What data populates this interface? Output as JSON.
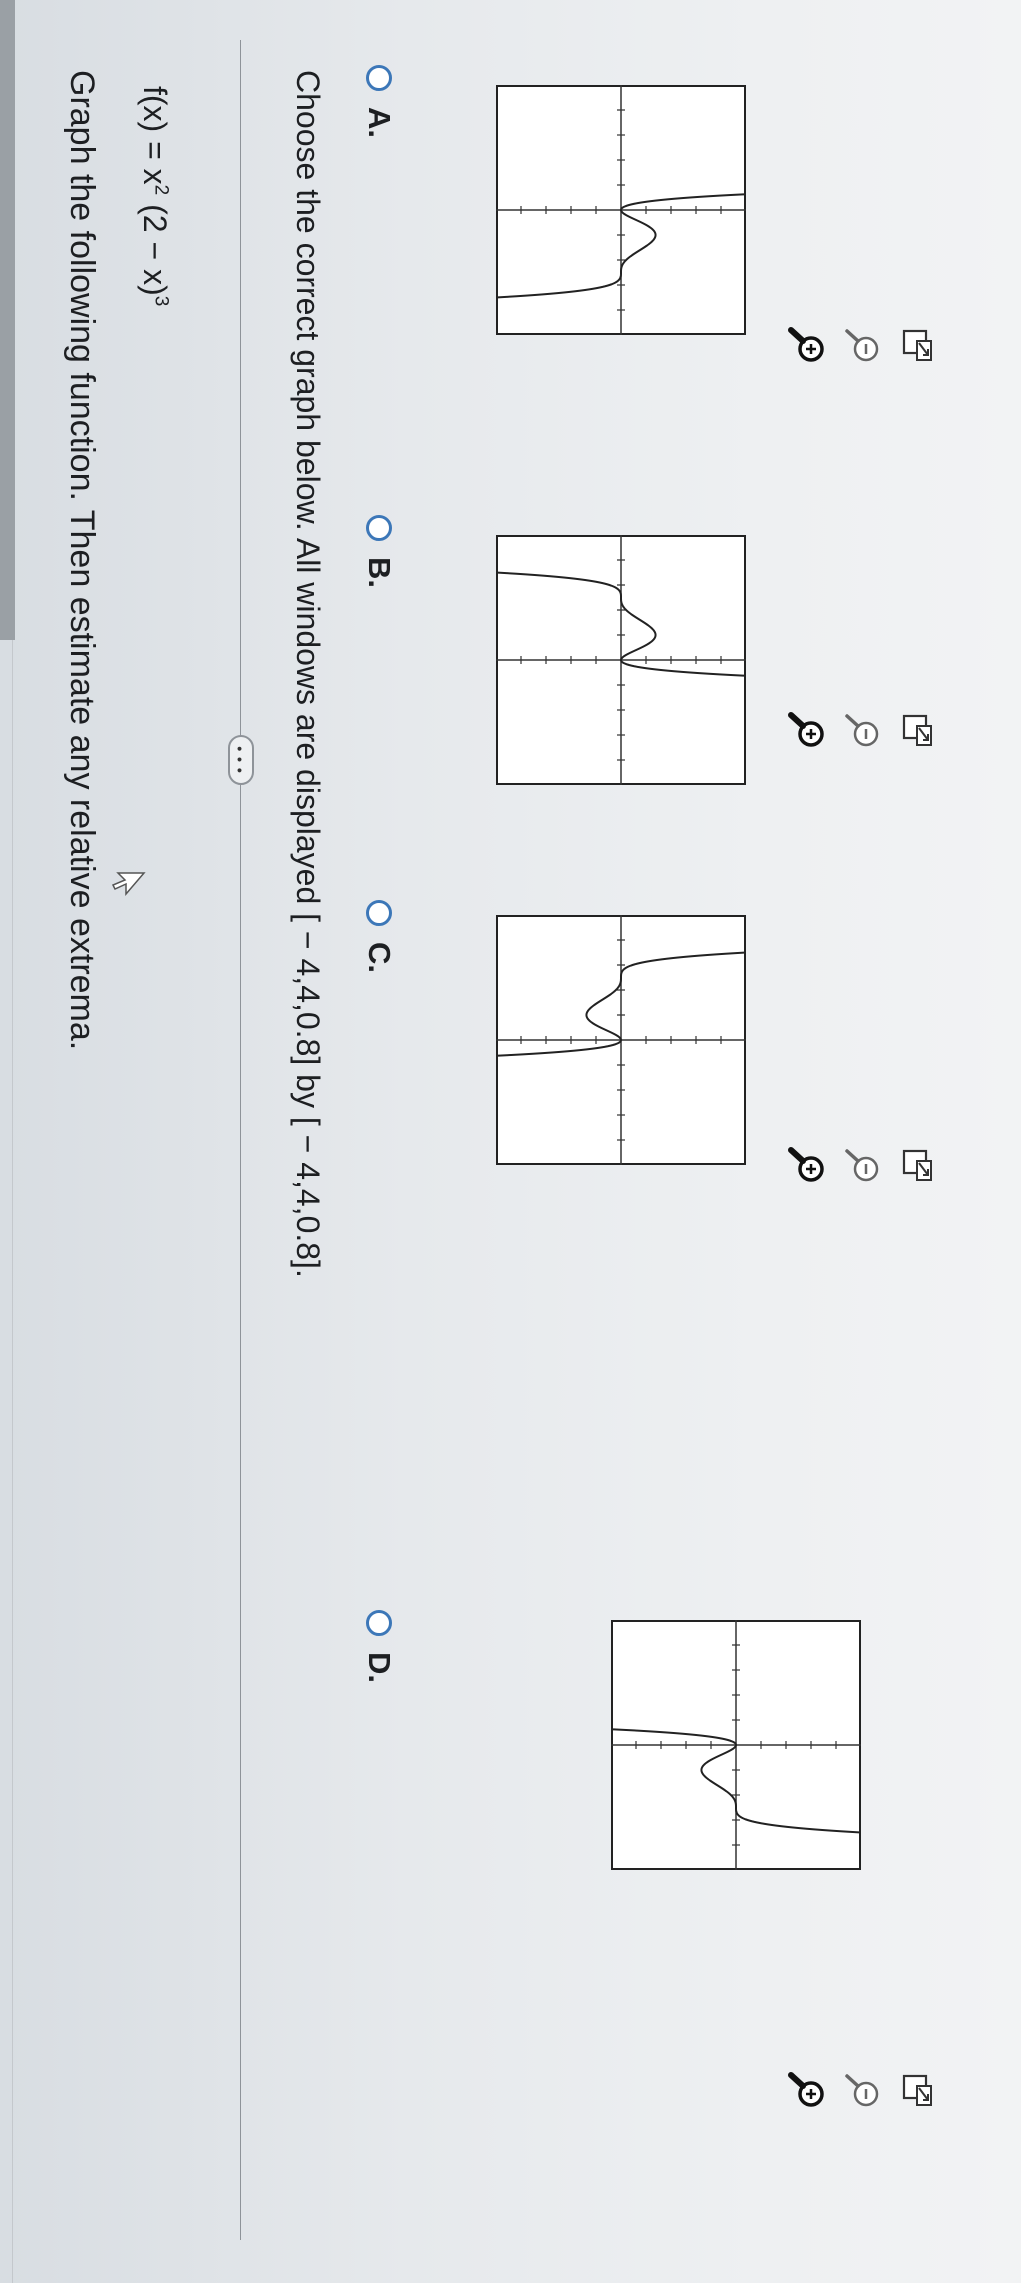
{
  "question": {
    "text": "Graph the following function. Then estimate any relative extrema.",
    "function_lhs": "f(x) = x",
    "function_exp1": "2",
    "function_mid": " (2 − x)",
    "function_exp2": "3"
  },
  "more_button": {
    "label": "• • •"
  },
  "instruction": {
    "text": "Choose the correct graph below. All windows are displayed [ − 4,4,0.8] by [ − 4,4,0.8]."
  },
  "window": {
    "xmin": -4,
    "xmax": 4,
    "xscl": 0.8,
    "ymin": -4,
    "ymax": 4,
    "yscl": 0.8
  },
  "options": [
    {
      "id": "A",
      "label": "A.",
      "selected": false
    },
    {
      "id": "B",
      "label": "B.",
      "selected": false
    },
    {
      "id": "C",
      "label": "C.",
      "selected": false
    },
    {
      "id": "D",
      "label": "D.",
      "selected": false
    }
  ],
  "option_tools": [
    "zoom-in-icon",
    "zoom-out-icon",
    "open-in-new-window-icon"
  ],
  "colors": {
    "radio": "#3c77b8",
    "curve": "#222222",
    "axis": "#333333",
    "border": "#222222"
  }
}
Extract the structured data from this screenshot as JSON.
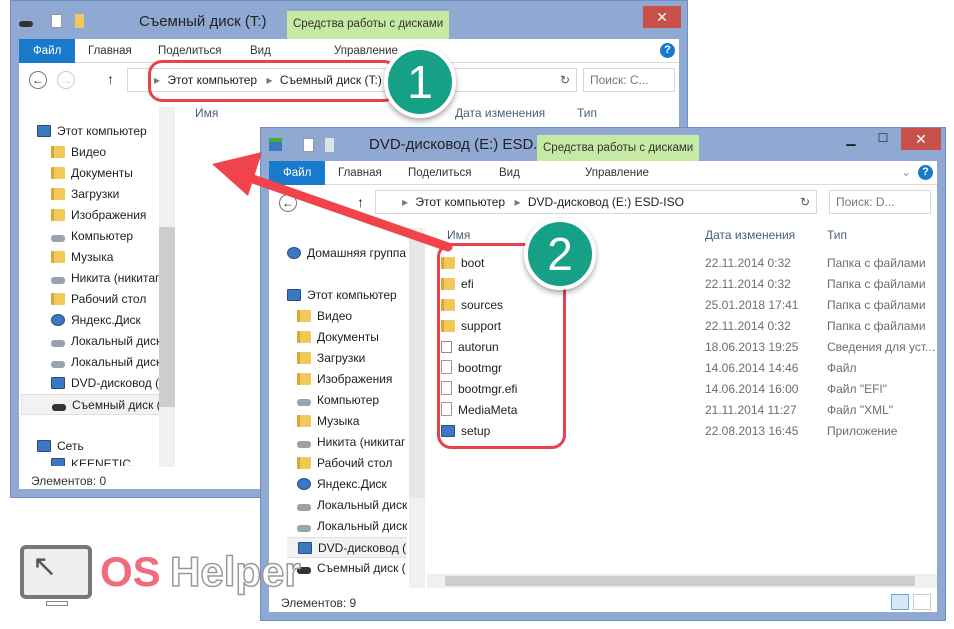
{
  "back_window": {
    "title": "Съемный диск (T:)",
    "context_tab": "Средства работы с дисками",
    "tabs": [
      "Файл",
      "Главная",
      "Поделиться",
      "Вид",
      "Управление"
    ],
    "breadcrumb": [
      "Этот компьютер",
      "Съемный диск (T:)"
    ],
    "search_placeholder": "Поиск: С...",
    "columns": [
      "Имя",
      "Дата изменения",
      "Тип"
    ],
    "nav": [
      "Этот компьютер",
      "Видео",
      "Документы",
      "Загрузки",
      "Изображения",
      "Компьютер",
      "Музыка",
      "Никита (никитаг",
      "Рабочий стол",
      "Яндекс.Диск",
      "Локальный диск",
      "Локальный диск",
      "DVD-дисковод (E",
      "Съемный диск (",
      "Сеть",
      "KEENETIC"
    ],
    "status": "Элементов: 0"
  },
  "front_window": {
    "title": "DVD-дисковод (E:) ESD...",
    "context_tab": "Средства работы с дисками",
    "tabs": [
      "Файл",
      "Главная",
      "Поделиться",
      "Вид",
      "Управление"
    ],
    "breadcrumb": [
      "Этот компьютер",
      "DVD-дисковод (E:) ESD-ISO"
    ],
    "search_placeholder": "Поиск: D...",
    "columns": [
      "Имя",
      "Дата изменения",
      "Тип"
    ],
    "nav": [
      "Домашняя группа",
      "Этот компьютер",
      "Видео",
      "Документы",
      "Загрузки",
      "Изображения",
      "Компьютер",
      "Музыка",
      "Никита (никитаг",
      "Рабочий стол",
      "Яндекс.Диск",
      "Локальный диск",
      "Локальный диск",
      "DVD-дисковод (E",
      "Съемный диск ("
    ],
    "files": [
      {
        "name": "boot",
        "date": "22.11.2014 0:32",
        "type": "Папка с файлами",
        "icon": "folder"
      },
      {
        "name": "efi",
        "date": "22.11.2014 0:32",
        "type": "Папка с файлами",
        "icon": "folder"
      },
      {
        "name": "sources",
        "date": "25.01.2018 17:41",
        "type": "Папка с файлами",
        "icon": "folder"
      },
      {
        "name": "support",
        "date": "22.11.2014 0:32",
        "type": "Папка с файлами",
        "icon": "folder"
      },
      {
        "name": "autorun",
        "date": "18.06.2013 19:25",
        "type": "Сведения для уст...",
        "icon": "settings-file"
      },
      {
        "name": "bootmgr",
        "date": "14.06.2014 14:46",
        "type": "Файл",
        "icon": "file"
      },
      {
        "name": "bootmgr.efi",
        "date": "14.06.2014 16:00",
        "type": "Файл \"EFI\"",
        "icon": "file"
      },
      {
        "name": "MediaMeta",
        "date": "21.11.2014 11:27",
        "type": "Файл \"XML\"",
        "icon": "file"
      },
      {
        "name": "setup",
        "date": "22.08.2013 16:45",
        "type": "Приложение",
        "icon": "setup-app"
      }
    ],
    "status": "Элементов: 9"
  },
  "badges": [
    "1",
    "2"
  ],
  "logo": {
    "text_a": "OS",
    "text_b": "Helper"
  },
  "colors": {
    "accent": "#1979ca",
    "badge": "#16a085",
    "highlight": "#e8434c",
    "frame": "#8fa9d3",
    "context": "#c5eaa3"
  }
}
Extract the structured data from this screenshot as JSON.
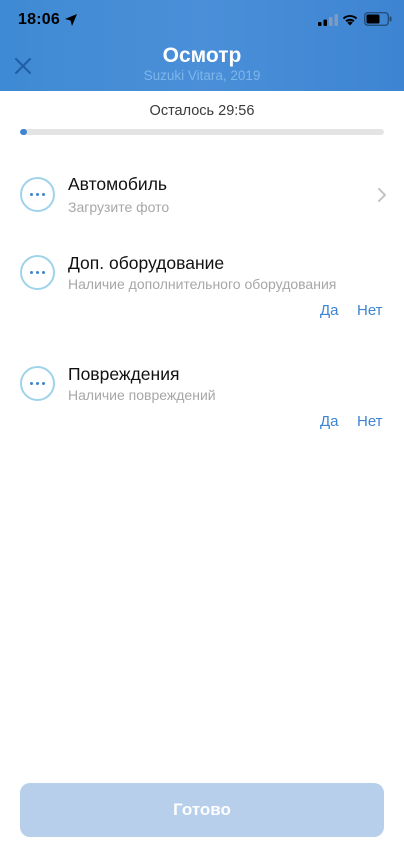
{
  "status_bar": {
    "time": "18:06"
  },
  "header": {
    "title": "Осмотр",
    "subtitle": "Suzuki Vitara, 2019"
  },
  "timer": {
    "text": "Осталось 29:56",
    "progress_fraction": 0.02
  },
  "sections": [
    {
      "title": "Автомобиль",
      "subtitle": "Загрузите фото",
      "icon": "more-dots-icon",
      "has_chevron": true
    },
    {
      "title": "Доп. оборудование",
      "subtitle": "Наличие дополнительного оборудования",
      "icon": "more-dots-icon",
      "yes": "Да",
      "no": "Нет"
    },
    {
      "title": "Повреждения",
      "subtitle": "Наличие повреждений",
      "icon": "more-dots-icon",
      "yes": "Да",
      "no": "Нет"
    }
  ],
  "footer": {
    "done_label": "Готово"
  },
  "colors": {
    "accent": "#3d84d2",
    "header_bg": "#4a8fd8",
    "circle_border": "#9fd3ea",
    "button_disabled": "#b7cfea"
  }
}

## Goal of the exercise
Every line of the data should be copied as it stands, without the images.

## Full response
What data populates this interface? Output as JSON.
{
  "question": {
    "text": "Graph the following function. Then estimate any relative extrema.",
    "function_lhs": "f(x) = x",
    "function_exp1": "2",
    "function_mid": " (2 − x)",
    "function_exp2": "3"
  },
  "more_button": {
    "label": "• • •"
  },
  "instruction": {
    "text": "Choose the correct graph below. All windows are displayed [ − 4,4,0.8] by [ − 4,4,0.8]."
  },
  "window": {
    "xmin": -4,
    "xmax": 4,
    "xscl": 0.8,
    "ymin": -4,
    "ymax": 4,
    "yscl": 0.8
  },
  "options": [
    {
      "id": "A",
      "label": "A.",
      "selected": false
    },
    {
      "id": "B",
      "label": "B.",
      "selected": false
    },
    {
      "id": "C",
      "label": "C.",
      "selected": false
    },
    {
      "id": "D",
      "label": "D.",
      "selected": false
    }
  ],
  "option_tools": [
    "zoom-in-icon",
    "zoom-out-icon",
    "open-in-new-window-icon"
  ],
  "colors": {
    "radio": "#3c77b8",
    "curve": "#222222",
    "axis": "#333333",
    "border": "#222222"
  }
}
Extract the structured data from this screenshot as JSON.
{
  "back_window": {
    "title": "Съемный диск (T:)",
    "context_tab": "Средства работы с дисками",
    "tabs": [
      "Файл",
      "Главная",
      "Поделиться",
      "Вид",
      "Управление"
    ],
    "breadcrumb": [
      "Этот компьютер",
      "Съемный диск (T:)"
    ],
    "search_placeholder": "Поиск: С...",
    "columns": [
      "Имя",
      "Дата изменения",
      "Тип"
    ],
    "nav": [
      "Этот компьютер",
      "Видео",
      "Документы",
      "Загрузки",
      "Изображения",
      "Компьютер",
      "Музыка",
      "Никита (никитаг",
      "Рабочий стол",
      "Яндекс.Диск",
      "Локальный диск",
      "Локальный диск",
      "DVD-дисковод (E",
      "Съемный диск (",
      "Сеть",
      "KEENETIC"
    ],
    "status": "Элементов: 0"
  },
  "front_window": {
    "title": "DVD-дисковод (E:) ESD...",
    "context_tab": "Средства работы с дисками",
    "tabs": [
      "Файл",
      "Главная",
      "Поделиться",
      "Вид",
      "Управление"
    ],
    "breadcrumb": [
      "Этот компьютер",
      "DVD-дисковод (E:) ESD-ISO"
    ],
    "search_placeholder": "Поиск: D...",
    "columns": [
      "Имя",
      "Дата изменения",
      "Тип"
    ],
    "nav": [
      "Домашняя группа",
      "Этот компьютер",
      "Видео",
      "Документы",
      "Загрузки",
      "Изображения",
      "Компьютер",
      "Музыка",
      "Никита (никитаг",
      "Рабочий стол",
      "Яндекс.Диск",
      "Локальный диск",
      "Локальный диск",
      "DVD-дисковод (E",
      "Съемный диск ("
    ],
    "files": [
      {
        "name": "boot",
        "date": "22.11.2014 0:32",
        "type": "Папка с файлами",
        "icon": "folder"
      },
      {
        "name": "efi",
        "date": "22.11.2014 0:32",
        "type": "Папка с файлами",
        "icon": "folder"
      },
      {
        "name": "sources",
        "date": "25.01.2018 17:41",
        "type": "Папка с файлами",
        "icon": "folder"
      },
      {
        "name": "support",
        "date": "22.11.2014 0:32",
        "type": "Папка с файлами",
        "icon": "folder"
      },
      {
        "name": "autorun",
        "date": "18.06.2013 19:25",
        "type": "Сведения для уст...",
        "icon": "settings-file"
      },
      {
        "name": "bootmgr",
        "date": "14.06.2014 14:46",
        "type": "Файл",
        "icon": "file"
      },
      {
        "name": "bootmgr.efi",
        "date": "14.06.2014 16:00",
        "type": "Файл \"EFI\"",
        "icon": "file"
      },
      {
        "name": "MediaMeta",
        "date": "21.11.2014 11:27",
        "type": "Файл \"XML\"",
        "icon": "file"
      },
      {
        "name": "setup",
        "date": "22.08.2013 16:45",
        "type": "Приложение",
        "icon": "setup-app"
      }
    ],
    "status": "Элементов: 9"
  },
  "badges": [
    "1",
    "2"
  ],
  "logo": {
    "text_a": "OS",
    "text_b": "Helper"
  },
  "colors": {
    "accent": "#1979ca",
    "badge": "#16a085",
    "highlight": "#e8434c",
    "frame": "#8fa9d3",
    "context": "#c5eaa3"
  }
}
Extract the structured data from this screenshot as JSON.
{
  "status_bar": {
    "time": "18:06"
  },
  "header": {
    "title": "Осмотр",
    "subtitle": "Suzuki Vitara, 2019"
  },
  "timer": {
    "text": "Осталось 29:56",
    "progress_fraction": 0.02
  },
  "sections": [
    {
      "title": "Автомобиль",
      "subtitle": "Загрузите фото",
      "icon": "more-dots-icon",
      "has_chevron": true
    },
    {
      "title": "Доп. оборудование",
      "subtitle": "Наличие дополнительного оборудования",
      "icon": "more-dots-icon",
      "yes": "Да",
      "no": "Нет"
    },
    {
      "title": "Повреждения",
      "subtitle": "Наличие повреждений",
      "icon": "more-dots-icon",
      "yes": "Да",
      "no": "Нет"
    }
  ],
  "footer": {
    "done_label": "Готово"
  },
  "colors": {
    "accent": "#3d84d2",
    "header_bg": "#4a8fd8",
    "circle_border": "#9fd3ea",
    "button_disabled": "#b7cfea"
  }
}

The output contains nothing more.